#### STATED PROBLEM:
Check each line of the material below for the string "GameFinish", then report how many lines have it, and nothing else.

#### LISTED ENTRIES:

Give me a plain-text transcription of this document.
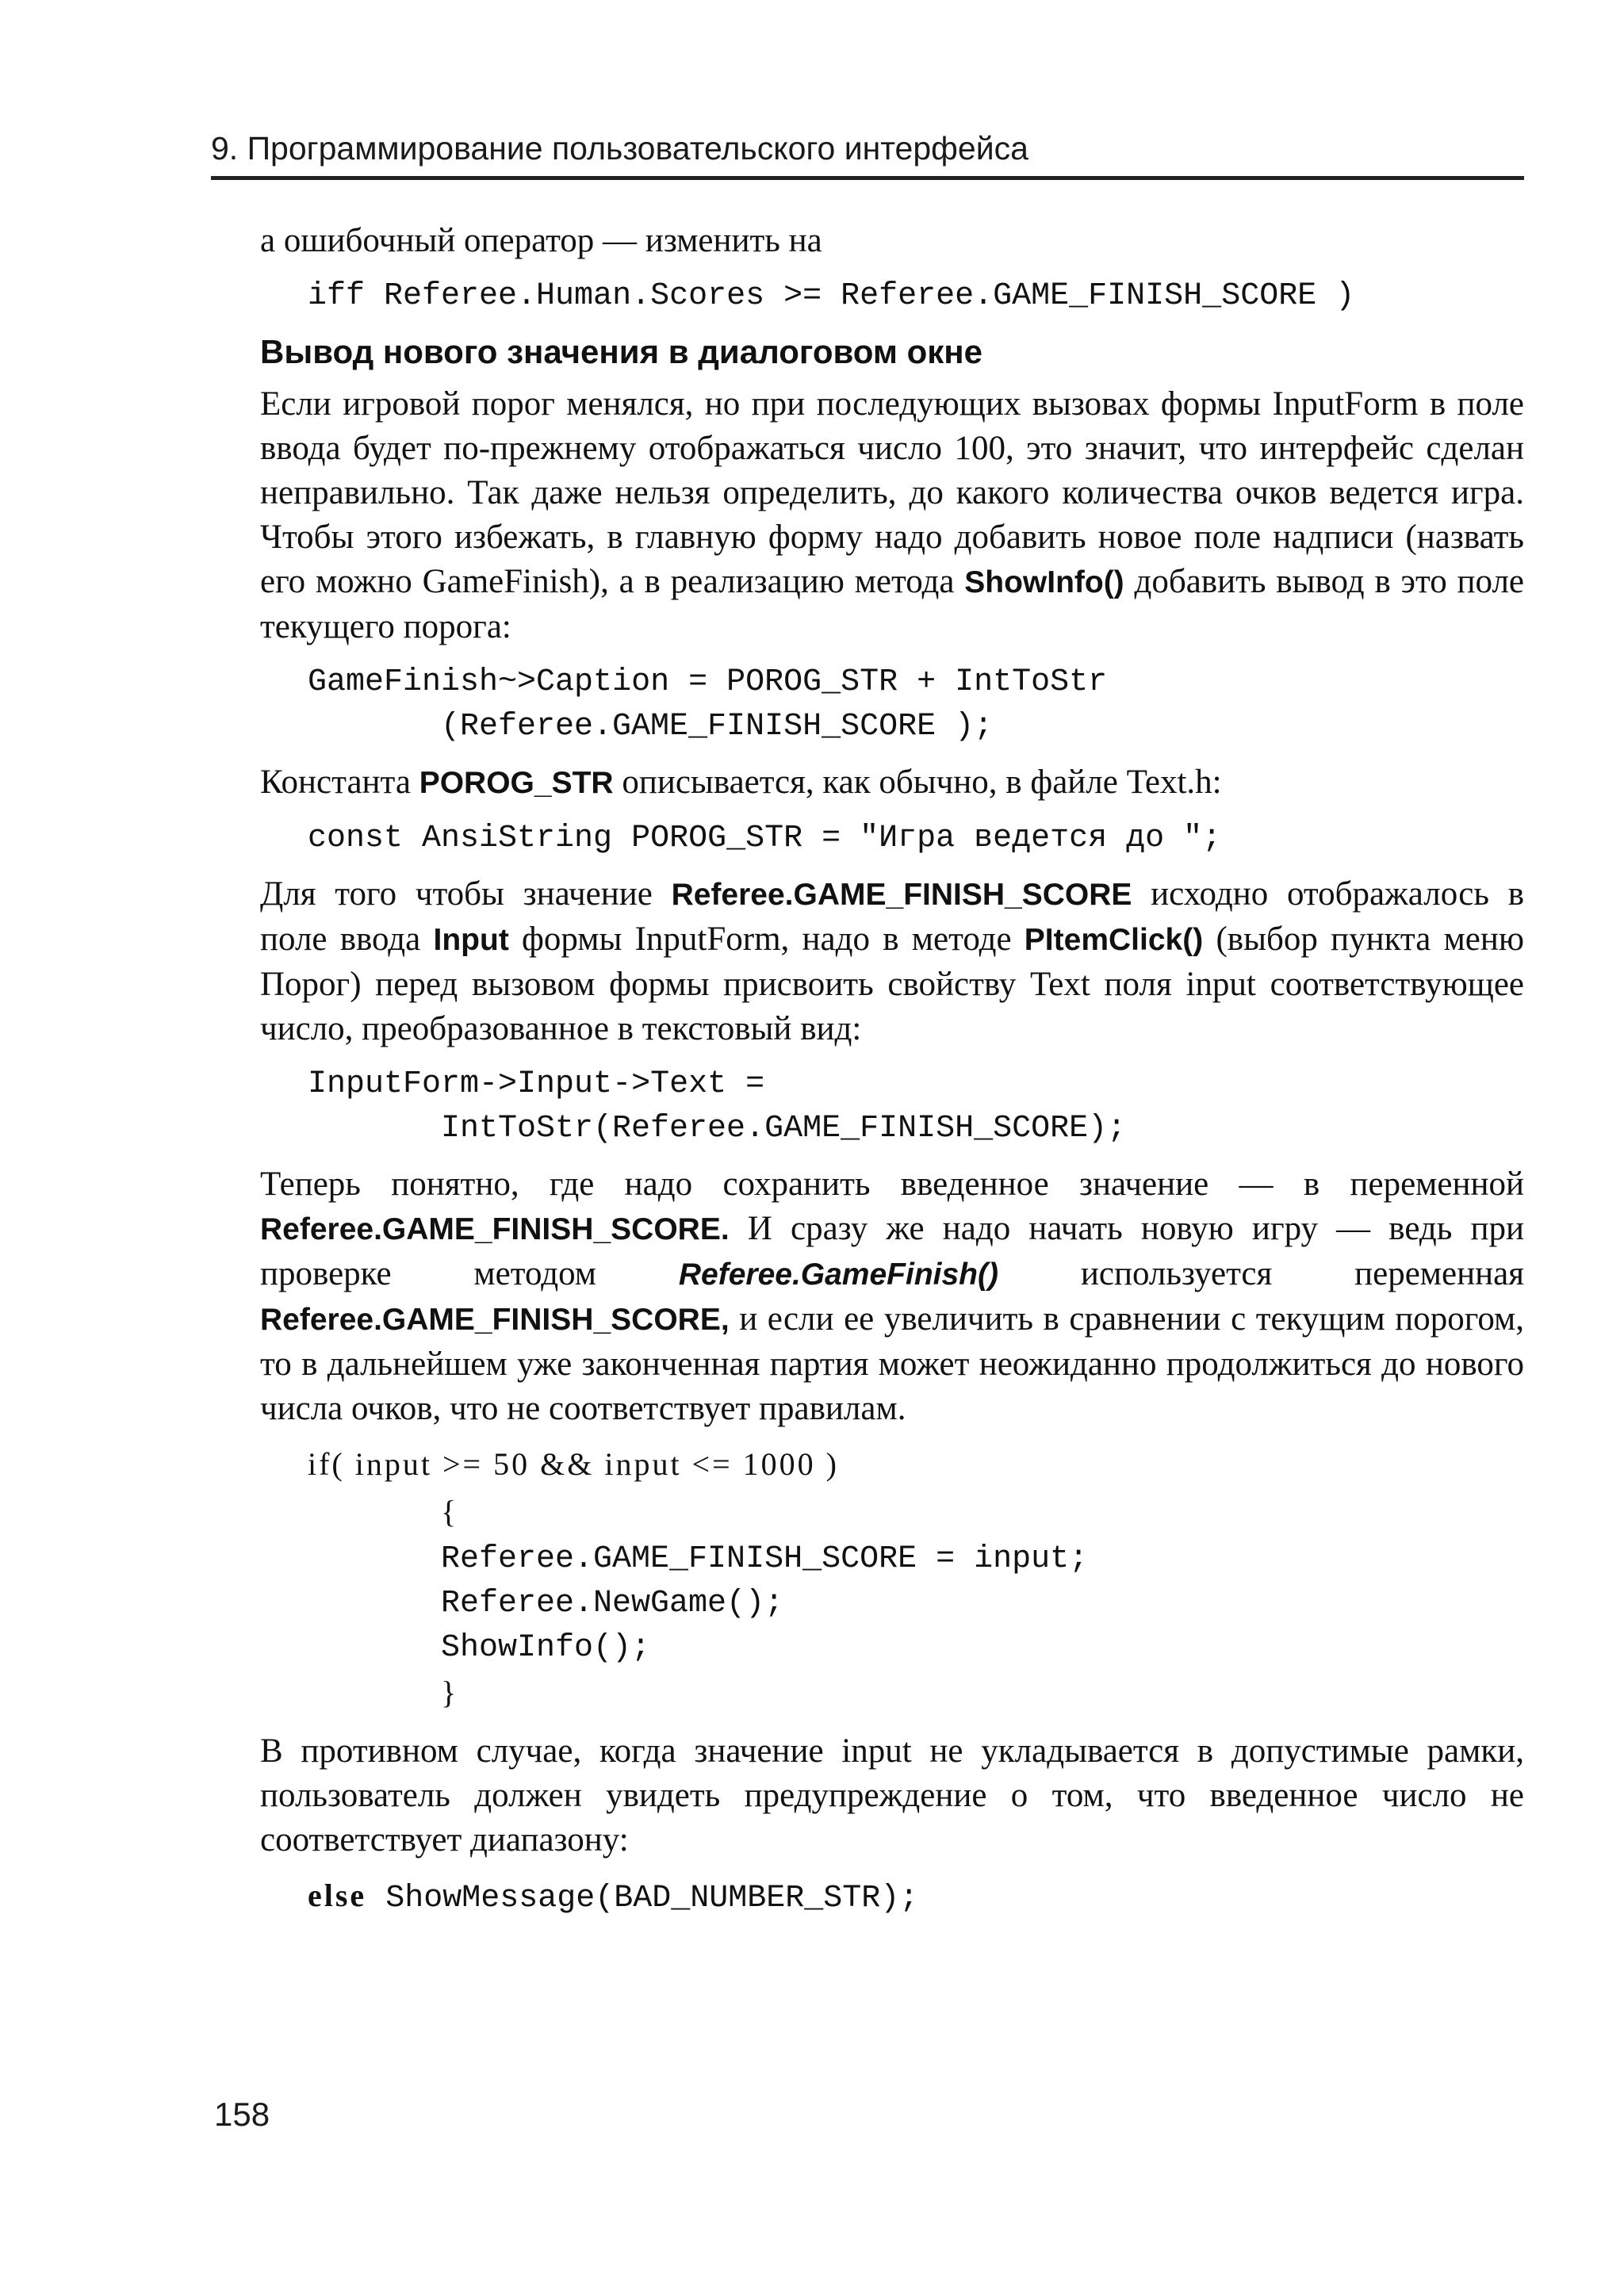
9. Программирование пользовательского интерфейса

а ошибочный оператор — изменить на

iff Referee.Human.Scores >= Referee.GAME_FINISH_SCORE )
Вывод нового значения в диалоговом окне

Если игровой порог менялся, но при последующих вызовах формы InputForm в поле ввода будет по-прежнему отображаться число 100, это значит, что интерфейс сделан неправильно. Так даже нельзя определить, до какого количества очков ведется игра. Чтобы этого избежать, в главную форму надо добавить новое поле надписи (назвать его можно GameFinish), а в реализацию метода ShowInfo() добавить вывод в это поле текущего порога:

GameFinish~>Caption = POROG_STR + IntToStr
(Referee.GAME_FINISH_SCORE );

Константа POROG_STR описывается, как обычно, в файле Text.h:

const AnsiString POROG_STR = "Игра ведется до ";

Для того чтобы значение Referee.GAME_FINISH_SCORE исходно отображалось в поле ввода Input формы InputForm, надо в методе PItemClick() (выбор пункта меню Порог) перед вызовом формы присвоить свойству Text поля input соответствующее число, преобразованное в текстовый вид:

InputForm->Input->Text =
IntToStr(Referee.GAME_FINISH_SCORE);

Теперь понятно, где надо сохранить введенное значение — в переменной Referee.GAME_FINISH_SCORE. И сразу же надо начать новую игру — ведь при проверке методом Referee.GameFinish() используется переменная Referee.GAME_FINISH_SCORE, и если ее увеличить в сравнении с текущим порогом, то в дальнейшем уже законченная партия может неожиданно продолжиться до нового числа очков, что не соответствует правилам.

if( input >= 50 && input <= 1000 )
{
Referee.GAME_FINISH_SCORE = input;
Referee.NewGame();
ShowInfo();
}

В противном случае, когда значение input не укладывается в допустимые рамки, пользователь должен увидеть предупреждение о том, что введенное число не соответствует диапазону:

else ShowMessage(BAD_NUMBER_STR);
158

#### OUTPUT:
3